»»

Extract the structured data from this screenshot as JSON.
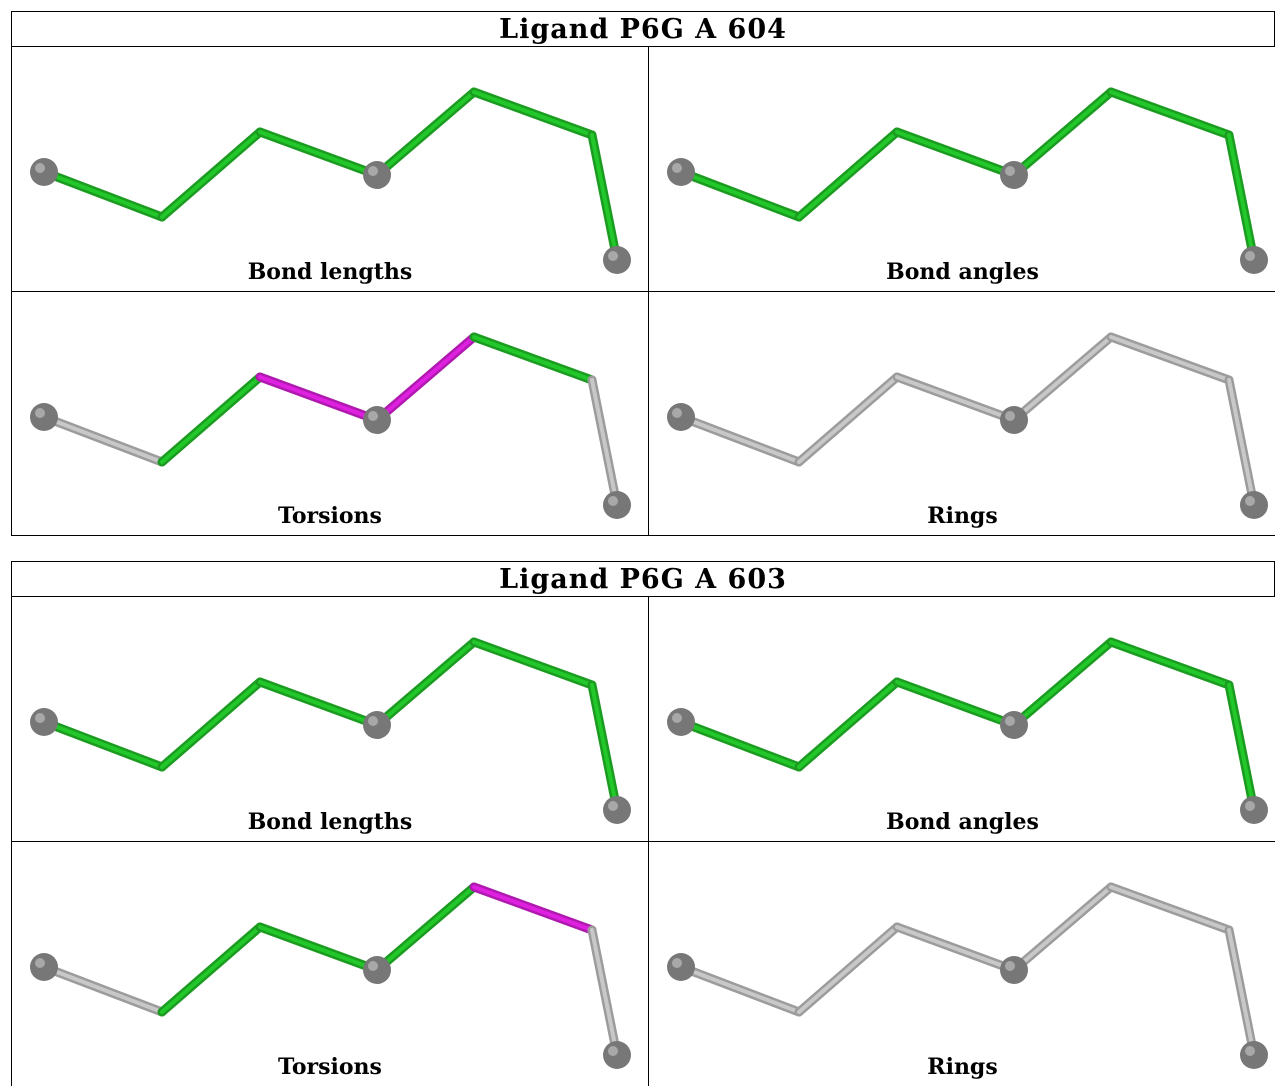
{
  "ligands": [
    {
      "title": "Ligand P6G A 604",
      "panels": [
        {
          "label": "Bond lengths",
          "bond_colors": [
            "green",
            "green",
            "green",
            "green",
            "green",
            "green"
          ]
        },
        {
          "label": "Bond angles",
          "bond_colors": [
            "green",
            "green",
            "green",
            "green",
            "green",
            "green"
          ]
        },
        {
          "label": "Torsions",
          "bond_colors": [
            "gray",
            "green",
            "magenta",
            "magenta",
            "green",
            "gray"
          ]
        },
        {
          "label": "Rings",
          "bond_colors": [
            "gray",
            "gray",
            "gray",
            "gray",
            "gray",
            "gray"
          ]
        }
      ]
    },
    {
      "title": "Ligand P6G A 603",
      "panels": [
        {
          "label": "Bond lengths",
          "bond_colors": [
            "green",
            "green",
            "green",
            "green",
            "green",
            "green"
          ]
        },
        {
          "label": "Bond angles",
          "bond_colors": [
            "green",
            "green",
            "green",
            "green",
            "green",
            "green"
          ]
        },
        {
          "label": "Torsions",
          "bond_colors": [
            "gray",
            "green",
            "green",
            "green",
            "magenta",
            "gray"
          ]
        },
        {
          "label": "Rings",
          "bond_colors": [
            "gray",
            "gray",
            "gray",
            "gray",
            "gray",
            "gray"
          ]
        }
      ]
    }
  ],
  "colors": {
    "green": "#22c82a",
    "magenta": "#e020e0",
    "gray": "#c8c8c8",
    "atom": "#777777"
  }
}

««

Aim
Write out each line of the data exactly; the images should be left out.

Answer to this exercise
Extract the structured data from this screenshot as JSON.
{
  "ligands": [
    {
      "title": "Ligand P6G A 604",
      "panels": [
        {
          "label": "Bond lengths",
          "bond_colors": [
            "green",
            "green",
            "green",
            "green",
            "green",
            "green"
          ]
        },
        {
          "label": "Bond angles",
          "bond_colors": [
            "green",
            "green",
            "green",
            "green",
            "green",
            "green"
          ]
        },
        {
          "label": "Torsions",
          "bond_colors": [
            "gray",
            "green",
            "magenta",
            "magenta",
            "green",
            "gray"
          ]
        },
        {
          "label": "Rings",
          "bond_colors": [
            "gray",
            "gray",
            "gray",
            "gray",
            "gray",
            "gray"
          ]
        }
      ]
    },
    {
      "title": "Ligand P6G A 603",
      "panels": [
        {
          "label": "Bond lengths",
          "bond_colors": [
            "green",
            "green",
            "green",
            "green",
            "green",
            "green"
          ]
        },
        {
          "label": "Bond angles",
          "bond_colors": [
            "green",
            "green",
            "green",
            "green",
            "green",
            "green"
          ]
        },
        {
          "label": "Torsions",
          "bond_colors": [
            "gray",
            "green",
            "green",
            "green",
            "magenta",
            "gray"
          ]
        },
        {
          "label": "Rings",
          "bond_colors": [
            "gray",
            "gray",
            "gray",
            "gray",
            "gray",
            "gray"
          ]
        }
      ]
    }
  ],
  "colors": {
    "green": "#22c82a",
    "magenta": "#e020e0",
    "gray": "#c8c8c8",
    "atom": "#777777"
  }
}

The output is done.